> _Stated goal_
A verbatim copy of the records is required, with all pictures left out.

=== Task inputs ===

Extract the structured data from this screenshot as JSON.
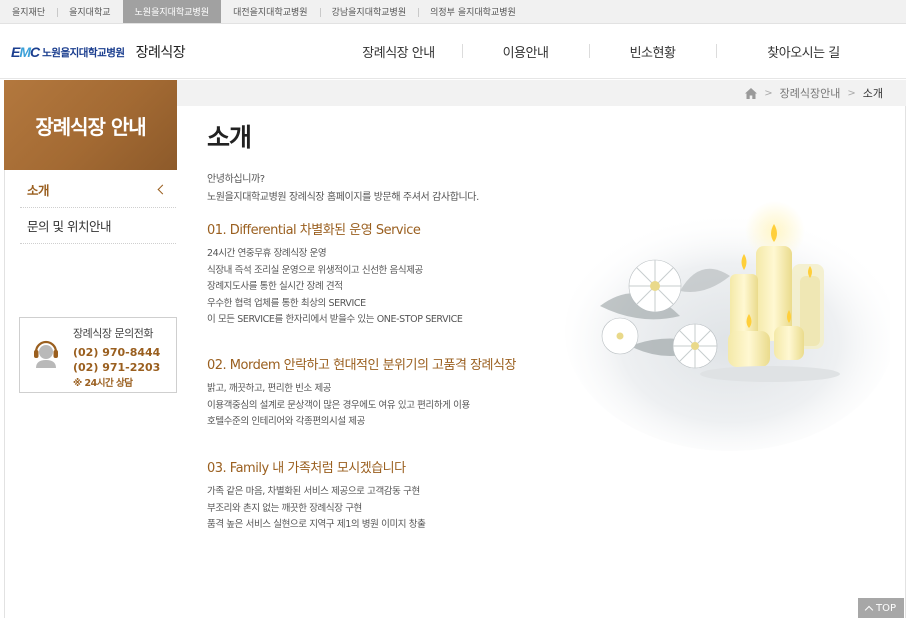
{
  "topbar": {
    "items": [
      "을지재단",
      "을지대학교",
      "노원을지대학교병원",
      "대전을지대학교병원",
      "강남을지대학교병원",
      "의정부 을지대학교병원"
    ],
    "active_index": 2
  },
  "header": {
    "logo_mark": "EMC",
    "logo_name": "노원을지대학교병원",
    "logo_sub": "장례식장",
    "nav": [
      "장례식장 안내",
      "이용안내",
      "빈소현황",
      "찾아오시는 길"
    ]
  },
  "breadcrumb": {
    "home_icon": "home-icon",
    "items": [
      "장례식장안내",
      "소개"
    ]
  },
  "sidebar": {
    "title": "장례식장 안내",
    "items": [
      {
        "label": "소개",
        "active": true
      },
      {
        "label": "문의 및 위치안내",
        "active": false
      }
    ],
    "contact": {
      "icon": "headset-icon",
      "title": "장례식장 문의전화",
      "phone1": "(02) 970-8444",
      "phone2": "(02) 971-2203",
      "hours": "※ 24시간 상담"
    }
  },
  "main": {
    "title": "소개",
    "intro": [
      "안녕하십니까?",
      "노원을지대학교병원 장례식장 홈페이지를 방문해 주셔서 감사합니다."
    ],
    "sections": [
      {
        "heading": "01. Differential 차별화된 운영 Service",
        "lines": [
          "24시간 연중무휴 장례식장 운영",
          "식장내 즉석 조리실 운영으로 위생적이고 신선한 음식제공",
          "장례지도사를 통한 실시간 장례 견적",
          "우수한 협력 업체를 통한 최상의 SERVICE",
          "이 모든 SERVICE를 한자리에서 받을수 있는 ONE-STOP SERVICE"
        ]
      },
      {
        "heading": "02. Mordem 안락하고 현대적인 분위기의 고품격 장례식장",
        "lines": [
          "밝고, 깨끗하고, 편리한 빈소 제공",
          "이용객중심의 설계로 문상객이 많은 경우에도 여유 있고 편리하게 이용",
          "호텔수준의 인테리어와 각종편의시설 제공"
        ]
      },
      {
        "heading": "03. Family 내 가족처럼 모시겠습니다",
        "lines": [
          "가족 같은 마음, 차별화된 서비스 제공으로 고객감동 구현",
          "부조리와 촌지 없는 깨끗한 장례식장 구현",
          "품격 높은 서비스 실현으로 지역구 제1의 병원 이미지 창출"
        ]
      }
    ]
  },
  "top_button": "TOP",
  "colors": {
    "accent": "#9a5f1f",
    "sidebar_header": "#a36a33",
    "topbar_active": "#a1a1a1",
    "brand_blue": "#1b3e8f"
  }
}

===

> _Final result_
Extract the structured data from this screenshot as JSON.
{
  "topbar": {
    "items": [
      "을지재단",
      "을지대학교",
      "노원을지대학교병원",
      "대전을지대학교병원",
      "강남을지대학교병원",
      "의정부 을지대학교병원"
    ],
    "active_index": 2
  },
  "header": {
    "logo_mark": "EMC",
    "logo_name": "노원을지대학교병원",
    "logo_sub": "장례식장",
    "nav": [
      "장례식장 안내",
      "이용안내",
      "빈소현황",
      "찾아오시는 길"
    ]
  },
  "breadcrumb": {
    "home_icon": "home-icon",
    "items": [
      "장례식장안내",
      "소개"
    ]
  },
  "sidebar": {
    "title": "장례식장 안내",
    "items": [
      {
        "label": "소개",
        "active": true
      },
      {
        "label": "문의 및 위치안내",
        "active": false
      }
    ],
    "contact": {
      "icon": "headset-icon",
      "title": "장례식장 문의전화",
      "phone1": "(02) 970-8444",
      "phone2": "(02) 971-2203",
      "hours": "※ 24시간 상담"
    }
  },
  "main": {
    "title": "소개",
    "intro": [
      "안녕하십니까?",
      "노원을지대학교병원 장례식장 홈페이지를 방문해 주셔서 감사합니다."
    ],
    "sections": [
      {
        "heading": "01. Differential 차별화된 운영 Service",
        "lines": [
          "24시간 연중무휴 장례식장 운영",
          "식장내 즉석 조리실 운영으로 위생적이고 신선한 음식제공",
          "장례지도사를 통한 실시간 장례 견적",
          "우수한 협력 업체를 통한 최상의 SERVICE",
          "이 모든 SERVICE를 한자리에서 받을수 있는 ONE-STOP SERVICE"
        ]
      },
      {
        "heading": "02. Mordem 안락하고 현대적인 분위기의 고품격 장례식장",
        "lines": [
          "밝고, 깨끗하고, 편리한 빈소 제공",
          "이용객중심의 설계로 문상객이 많은 경우에도 여유 있고 편리하게 이용",
          "호텔수준의 인테리어와 각종편의시설 제공"
        ]
      },
      {
        "heading": "03. Family 내 가족처럼 모시겠습니다",
        "lines": [
          "가족 같은 마음, 차별화된 서비스 제공으로 고객감동 구현",
          "부조리와 촌지 없는 깨끗한 장례식장 구현",
          "품격 높은 서비스 실현으로 지역구 제1의 병원 이미지 창출"
        ]
      }
    ]
  },
  "top_button": "TOP",
  "colors": {
    "accent": "#9a5f1f",
    "sidebar_header": "#a36a33",
    "topbar_active": "#a1a1a1",
    "brand_blue": "#1b3e8f"
  }
}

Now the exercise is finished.